▶ **Exercise task**: Using the listing below, copy every line that mentions "erforderlich".

▶ **Task inputs**:
★ ★ ★ ★ ★
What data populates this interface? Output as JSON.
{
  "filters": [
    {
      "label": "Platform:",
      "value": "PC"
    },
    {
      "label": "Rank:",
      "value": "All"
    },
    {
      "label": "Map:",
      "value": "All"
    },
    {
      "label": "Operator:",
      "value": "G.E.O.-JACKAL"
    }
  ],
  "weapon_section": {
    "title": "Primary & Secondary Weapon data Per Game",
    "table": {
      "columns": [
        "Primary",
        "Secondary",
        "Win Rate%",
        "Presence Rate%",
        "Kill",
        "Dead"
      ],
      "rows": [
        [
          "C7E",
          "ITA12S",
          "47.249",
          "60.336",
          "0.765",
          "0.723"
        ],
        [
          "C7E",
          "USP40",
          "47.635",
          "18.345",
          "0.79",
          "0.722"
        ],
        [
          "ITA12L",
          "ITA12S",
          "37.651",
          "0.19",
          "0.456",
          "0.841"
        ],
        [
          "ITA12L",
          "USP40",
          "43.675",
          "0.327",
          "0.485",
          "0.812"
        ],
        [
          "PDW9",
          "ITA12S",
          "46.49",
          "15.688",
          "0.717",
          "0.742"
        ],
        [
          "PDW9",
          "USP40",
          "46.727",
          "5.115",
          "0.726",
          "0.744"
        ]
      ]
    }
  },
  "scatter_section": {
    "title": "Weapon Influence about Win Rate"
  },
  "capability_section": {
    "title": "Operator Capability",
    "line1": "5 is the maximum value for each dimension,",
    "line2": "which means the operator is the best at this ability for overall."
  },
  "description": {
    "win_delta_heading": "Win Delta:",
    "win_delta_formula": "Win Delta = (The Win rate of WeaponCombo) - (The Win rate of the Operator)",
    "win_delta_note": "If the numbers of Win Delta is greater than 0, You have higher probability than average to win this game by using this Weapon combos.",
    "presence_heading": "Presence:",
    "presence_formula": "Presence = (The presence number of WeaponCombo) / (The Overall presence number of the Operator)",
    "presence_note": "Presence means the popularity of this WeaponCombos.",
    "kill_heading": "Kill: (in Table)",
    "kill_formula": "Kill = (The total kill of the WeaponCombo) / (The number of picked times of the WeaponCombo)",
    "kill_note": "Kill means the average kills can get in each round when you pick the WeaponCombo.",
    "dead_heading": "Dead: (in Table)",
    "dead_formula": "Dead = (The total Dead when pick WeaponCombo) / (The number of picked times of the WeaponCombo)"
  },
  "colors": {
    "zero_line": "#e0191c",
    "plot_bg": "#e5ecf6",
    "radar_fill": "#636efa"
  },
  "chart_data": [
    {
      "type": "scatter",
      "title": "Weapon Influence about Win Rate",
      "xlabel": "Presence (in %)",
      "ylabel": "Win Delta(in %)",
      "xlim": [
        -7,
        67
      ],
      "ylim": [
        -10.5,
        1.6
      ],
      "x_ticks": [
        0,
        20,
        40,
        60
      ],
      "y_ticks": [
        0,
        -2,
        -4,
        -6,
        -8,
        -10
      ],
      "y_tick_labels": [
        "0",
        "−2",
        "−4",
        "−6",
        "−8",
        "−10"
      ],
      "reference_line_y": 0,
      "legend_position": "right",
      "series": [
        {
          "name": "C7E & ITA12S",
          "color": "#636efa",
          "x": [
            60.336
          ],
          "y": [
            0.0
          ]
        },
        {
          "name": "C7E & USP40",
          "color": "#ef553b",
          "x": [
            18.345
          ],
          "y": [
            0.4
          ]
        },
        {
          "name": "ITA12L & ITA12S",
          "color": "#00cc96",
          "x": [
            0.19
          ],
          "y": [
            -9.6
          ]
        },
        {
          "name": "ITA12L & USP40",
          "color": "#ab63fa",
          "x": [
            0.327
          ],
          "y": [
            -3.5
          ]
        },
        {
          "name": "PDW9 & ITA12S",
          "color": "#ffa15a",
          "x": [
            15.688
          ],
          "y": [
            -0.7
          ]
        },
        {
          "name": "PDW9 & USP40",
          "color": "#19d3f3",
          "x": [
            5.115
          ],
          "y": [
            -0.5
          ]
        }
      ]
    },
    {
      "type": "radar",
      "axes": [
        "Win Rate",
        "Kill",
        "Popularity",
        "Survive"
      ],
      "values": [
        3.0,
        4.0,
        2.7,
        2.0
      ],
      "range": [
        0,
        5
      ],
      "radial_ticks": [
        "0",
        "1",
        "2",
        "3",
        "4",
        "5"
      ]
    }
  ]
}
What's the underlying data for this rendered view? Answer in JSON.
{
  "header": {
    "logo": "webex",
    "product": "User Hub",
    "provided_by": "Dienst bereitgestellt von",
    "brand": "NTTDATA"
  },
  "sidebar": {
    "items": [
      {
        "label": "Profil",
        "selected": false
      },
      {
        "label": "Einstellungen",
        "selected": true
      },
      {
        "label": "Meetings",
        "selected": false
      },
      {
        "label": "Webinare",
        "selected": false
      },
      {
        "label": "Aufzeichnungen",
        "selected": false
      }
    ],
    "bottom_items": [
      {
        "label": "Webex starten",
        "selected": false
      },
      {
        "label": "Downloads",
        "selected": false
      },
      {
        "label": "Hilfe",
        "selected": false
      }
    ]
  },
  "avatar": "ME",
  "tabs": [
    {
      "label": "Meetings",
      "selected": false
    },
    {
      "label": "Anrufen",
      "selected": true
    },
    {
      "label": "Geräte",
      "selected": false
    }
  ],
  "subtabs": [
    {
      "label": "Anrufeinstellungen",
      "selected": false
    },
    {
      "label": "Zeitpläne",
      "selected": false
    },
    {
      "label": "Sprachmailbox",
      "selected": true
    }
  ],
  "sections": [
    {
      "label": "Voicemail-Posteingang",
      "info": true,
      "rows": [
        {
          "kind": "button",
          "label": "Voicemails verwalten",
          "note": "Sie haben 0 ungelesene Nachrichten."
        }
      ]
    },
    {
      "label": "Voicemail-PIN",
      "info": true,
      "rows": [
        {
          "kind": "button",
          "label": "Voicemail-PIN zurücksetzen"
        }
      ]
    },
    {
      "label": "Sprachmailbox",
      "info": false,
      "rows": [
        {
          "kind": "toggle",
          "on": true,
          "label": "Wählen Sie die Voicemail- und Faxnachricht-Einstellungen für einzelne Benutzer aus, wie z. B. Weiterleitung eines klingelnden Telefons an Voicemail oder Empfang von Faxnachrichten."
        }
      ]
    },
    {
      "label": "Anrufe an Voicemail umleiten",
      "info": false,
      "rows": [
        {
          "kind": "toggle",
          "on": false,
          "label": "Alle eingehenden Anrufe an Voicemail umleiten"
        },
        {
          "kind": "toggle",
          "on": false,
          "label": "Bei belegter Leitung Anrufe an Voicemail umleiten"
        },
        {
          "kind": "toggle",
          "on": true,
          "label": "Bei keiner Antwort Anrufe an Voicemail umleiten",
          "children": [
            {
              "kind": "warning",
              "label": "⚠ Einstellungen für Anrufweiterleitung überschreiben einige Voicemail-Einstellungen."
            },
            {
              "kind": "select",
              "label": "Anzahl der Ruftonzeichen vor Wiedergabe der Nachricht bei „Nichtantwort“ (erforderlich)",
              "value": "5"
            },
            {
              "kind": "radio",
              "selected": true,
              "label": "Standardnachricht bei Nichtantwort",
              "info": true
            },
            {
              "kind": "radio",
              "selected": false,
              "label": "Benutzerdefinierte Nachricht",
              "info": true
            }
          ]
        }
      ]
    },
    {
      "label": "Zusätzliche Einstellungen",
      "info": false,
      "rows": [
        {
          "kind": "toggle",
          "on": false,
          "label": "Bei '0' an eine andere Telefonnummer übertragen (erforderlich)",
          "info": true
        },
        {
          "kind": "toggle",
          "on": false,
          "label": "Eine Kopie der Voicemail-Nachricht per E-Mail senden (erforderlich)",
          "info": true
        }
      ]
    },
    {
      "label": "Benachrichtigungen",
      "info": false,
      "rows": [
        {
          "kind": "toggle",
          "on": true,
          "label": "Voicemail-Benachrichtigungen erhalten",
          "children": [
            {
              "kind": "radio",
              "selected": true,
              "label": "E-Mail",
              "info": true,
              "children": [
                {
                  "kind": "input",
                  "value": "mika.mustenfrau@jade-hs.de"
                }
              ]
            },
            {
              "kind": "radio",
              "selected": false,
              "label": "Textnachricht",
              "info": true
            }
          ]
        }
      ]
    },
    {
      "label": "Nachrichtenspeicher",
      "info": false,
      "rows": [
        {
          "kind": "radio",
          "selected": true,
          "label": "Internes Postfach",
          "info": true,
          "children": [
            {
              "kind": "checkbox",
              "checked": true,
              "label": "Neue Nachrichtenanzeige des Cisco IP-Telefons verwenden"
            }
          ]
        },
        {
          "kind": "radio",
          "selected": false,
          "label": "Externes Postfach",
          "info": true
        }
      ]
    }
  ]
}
★ ★ ★ ★ ★
▶ **Answer to this exercise**:
              "label": "Anzahl der Ruftonzeichen vor Wiedergabe der Nachricht bei „Nichtantwort“ (erforderlich)",
          "label": "Bei '0' an eine andere Telefonnummer übertragen (erforderlich)",
          "label": "Eine Kopie der Voicemail-Nachricht per E-Mail senden (erforderlich)",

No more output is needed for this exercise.